==== Records to process ====

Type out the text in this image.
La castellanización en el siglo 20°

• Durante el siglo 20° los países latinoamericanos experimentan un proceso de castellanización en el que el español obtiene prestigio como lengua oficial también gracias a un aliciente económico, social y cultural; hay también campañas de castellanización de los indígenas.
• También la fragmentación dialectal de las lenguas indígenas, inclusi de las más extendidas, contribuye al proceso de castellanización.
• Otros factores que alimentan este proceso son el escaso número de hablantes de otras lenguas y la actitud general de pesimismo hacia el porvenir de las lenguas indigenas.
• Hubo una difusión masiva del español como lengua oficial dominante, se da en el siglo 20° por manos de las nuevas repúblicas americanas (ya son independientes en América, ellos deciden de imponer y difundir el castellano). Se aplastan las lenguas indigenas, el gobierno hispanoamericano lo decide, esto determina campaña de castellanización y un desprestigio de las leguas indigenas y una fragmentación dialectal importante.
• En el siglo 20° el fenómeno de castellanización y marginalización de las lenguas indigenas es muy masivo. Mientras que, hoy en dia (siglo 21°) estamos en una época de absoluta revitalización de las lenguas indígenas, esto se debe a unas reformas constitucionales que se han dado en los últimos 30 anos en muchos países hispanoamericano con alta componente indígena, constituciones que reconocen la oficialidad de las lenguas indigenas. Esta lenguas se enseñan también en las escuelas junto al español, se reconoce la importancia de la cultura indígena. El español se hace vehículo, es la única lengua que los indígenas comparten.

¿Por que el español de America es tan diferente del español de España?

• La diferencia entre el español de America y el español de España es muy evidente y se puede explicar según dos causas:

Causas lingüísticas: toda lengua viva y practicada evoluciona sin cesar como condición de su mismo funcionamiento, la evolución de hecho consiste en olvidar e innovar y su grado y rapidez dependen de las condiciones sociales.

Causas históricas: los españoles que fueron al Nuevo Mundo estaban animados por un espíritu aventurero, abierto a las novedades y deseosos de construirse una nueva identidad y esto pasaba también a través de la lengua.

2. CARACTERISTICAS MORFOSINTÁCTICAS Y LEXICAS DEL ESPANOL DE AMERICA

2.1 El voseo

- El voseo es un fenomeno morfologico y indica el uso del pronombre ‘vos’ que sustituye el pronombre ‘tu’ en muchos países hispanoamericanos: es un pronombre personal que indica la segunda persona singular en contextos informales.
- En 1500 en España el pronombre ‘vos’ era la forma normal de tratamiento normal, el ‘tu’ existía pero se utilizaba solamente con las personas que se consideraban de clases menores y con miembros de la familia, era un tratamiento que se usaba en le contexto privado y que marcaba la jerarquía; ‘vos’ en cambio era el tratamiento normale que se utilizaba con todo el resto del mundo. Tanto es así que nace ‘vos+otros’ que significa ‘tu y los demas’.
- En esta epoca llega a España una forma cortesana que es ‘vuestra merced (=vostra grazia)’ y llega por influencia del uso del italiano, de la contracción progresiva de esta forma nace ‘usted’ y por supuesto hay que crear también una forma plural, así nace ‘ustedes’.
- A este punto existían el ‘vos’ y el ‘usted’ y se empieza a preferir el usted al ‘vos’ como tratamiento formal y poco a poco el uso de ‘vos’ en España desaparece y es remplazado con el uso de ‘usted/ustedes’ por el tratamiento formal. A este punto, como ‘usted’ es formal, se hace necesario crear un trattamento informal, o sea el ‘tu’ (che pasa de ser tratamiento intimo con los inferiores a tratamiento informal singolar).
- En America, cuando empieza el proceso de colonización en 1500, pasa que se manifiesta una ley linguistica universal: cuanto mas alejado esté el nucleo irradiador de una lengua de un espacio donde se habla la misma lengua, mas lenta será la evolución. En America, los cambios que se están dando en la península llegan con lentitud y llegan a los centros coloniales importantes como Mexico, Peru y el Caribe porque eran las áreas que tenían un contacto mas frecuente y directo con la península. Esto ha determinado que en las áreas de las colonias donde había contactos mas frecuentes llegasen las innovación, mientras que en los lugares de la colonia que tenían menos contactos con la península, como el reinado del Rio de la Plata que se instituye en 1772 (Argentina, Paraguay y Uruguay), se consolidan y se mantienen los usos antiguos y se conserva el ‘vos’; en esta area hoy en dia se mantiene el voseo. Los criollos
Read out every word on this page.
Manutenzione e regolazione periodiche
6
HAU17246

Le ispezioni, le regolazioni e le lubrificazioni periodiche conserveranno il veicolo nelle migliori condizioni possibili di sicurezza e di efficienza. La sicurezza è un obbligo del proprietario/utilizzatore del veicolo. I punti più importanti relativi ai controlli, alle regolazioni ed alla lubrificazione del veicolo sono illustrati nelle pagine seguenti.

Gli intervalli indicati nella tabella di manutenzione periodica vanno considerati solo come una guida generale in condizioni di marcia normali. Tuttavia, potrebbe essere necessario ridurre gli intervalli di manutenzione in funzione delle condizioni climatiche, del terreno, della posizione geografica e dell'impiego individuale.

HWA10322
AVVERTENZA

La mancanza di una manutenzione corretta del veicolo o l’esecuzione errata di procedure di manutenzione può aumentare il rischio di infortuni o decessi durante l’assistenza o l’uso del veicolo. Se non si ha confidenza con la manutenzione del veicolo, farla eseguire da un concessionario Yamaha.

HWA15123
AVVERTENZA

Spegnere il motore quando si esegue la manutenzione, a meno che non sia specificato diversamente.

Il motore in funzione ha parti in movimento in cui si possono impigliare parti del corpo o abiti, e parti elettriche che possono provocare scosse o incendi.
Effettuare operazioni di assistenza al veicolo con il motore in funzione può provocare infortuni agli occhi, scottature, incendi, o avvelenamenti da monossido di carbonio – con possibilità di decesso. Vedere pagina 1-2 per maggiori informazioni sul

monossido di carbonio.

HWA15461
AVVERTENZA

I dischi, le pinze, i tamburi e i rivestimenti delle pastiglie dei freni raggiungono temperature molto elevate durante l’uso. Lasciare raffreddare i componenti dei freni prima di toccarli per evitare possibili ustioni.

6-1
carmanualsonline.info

====

Problem statement: Look over the records above and copy each line that includes the string "monossido".

Solution for this exercise:
Effettuare operazioni di assistenza al veicolo con il motore in funzione può provocare infortuni agli occhi, scottature, incendi, o avvelenamenti da monossido di carbonio – con possibilità di decesso. Vedere pagina 1-2 per maggiori informazioni sul
monossido di carbonio.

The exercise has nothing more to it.